Given exercise: Tell me how many lines hold "Late", please, using only the number.
[START OF Excerpted records]
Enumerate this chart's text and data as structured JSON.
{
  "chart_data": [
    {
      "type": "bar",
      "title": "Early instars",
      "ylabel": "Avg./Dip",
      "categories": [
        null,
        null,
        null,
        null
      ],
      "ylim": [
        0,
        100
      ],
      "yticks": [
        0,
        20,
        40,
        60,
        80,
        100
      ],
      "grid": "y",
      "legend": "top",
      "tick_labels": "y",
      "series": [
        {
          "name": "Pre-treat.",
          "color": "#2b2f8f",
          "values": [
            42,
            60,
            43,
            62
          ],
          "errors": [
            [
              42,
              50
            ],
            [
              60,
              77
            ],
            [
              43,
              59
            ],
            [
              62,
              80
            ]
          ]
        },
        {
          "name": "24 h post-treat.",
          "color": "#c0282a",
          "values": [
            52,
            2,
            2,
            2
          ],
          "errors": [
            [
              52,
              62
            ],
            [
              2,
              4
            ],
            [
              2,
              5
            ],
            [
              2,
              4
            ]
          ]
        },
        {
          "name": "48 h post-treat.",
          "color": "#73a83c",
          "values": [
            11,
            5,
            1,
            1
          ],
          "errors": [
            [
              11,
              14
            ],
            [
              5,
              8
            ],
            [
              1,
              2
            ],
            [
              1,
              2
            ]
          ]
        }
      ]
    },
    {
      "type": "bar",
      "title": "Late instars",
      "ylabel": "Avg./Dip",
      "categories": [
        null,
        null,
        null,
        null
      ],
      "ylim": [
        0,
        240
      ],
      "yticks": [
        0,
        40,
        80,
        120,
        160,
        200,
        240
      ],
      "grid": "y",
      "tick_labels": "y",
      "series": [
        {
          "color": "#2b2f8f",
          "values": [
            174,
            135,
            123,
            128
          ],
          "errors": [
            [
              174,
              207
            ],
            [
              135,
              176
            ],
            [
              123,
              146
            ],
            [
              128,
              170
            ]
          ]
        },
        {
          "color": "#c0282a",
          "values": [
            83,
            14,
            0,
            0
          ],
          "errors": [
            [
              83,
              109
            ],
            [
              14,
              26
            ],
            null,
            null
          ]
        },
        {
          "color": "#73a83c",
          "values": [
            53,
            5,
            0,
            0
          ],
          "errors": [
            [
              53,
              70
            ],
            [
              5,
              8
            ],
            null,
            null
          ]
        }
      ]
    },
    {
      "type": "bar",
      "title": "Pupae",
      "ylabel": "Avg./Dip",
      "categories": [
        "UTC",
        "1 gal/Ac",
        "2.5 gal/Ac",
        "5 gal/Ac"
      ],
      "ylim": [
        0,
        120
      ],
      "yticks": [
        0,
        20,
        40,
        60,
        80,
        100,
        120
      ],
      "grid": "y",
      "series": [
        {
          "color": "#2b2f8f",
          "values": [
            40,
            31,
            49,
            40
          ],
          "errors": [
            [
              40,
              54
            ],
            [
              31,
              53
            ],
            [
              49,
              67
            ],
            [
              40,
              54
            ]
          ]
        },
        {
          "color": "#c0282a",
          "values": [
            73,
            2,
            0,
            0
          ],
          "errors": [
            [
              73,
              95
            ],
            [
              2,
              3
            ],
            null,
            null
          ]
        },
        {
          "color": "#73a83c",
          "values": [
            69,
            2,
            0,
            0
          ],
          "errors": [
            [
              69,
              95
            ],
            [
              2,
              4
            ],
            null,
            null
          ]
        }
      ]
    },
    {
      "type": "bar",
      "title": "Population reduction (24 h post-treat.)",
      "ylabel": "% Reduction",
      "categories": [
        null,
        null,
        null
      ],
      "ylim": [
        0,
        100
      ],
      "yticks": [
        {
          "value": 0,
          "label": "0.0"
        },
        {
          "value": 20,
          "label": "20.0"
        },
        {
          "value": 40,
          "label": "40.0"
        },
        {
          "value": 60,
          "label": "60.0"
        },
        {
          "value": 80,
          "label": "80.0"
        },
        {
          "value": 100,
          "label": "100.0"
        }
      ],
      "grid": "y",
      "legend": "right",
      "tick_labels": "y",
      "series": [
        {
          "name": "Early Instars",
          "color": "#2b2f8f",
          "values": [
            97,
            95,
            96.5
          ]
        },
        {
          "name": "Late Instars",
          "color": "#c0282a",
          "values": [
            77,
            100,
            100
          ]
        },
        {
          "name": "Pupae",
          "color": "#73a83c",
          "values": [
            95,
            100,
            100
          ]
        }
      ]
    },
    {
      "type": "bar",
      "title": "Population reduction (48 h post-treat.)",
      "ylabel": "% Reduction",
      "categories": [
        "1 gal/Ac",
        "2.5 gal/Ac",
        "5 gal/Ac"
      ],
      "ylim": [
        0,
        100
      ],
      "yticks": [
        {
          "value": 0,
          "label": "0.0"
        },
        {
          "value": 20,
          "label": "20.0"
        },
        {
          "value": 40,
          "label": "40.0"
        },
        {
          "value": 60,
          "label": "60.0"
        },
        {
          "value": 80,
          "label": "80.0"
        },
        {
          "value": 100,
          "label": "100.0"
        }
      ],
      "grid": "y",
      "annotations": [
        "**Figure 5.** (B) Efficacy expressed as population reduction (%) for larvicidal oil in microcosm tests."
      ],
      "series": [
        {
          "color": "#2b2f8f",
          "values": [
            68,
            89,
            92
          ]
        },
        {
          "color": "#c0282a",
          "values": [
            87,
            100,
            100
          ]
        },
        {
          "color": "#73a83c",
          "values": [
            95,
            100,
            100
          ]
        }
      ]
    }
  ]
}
[END OF Excerpted records]
Answer in full: 2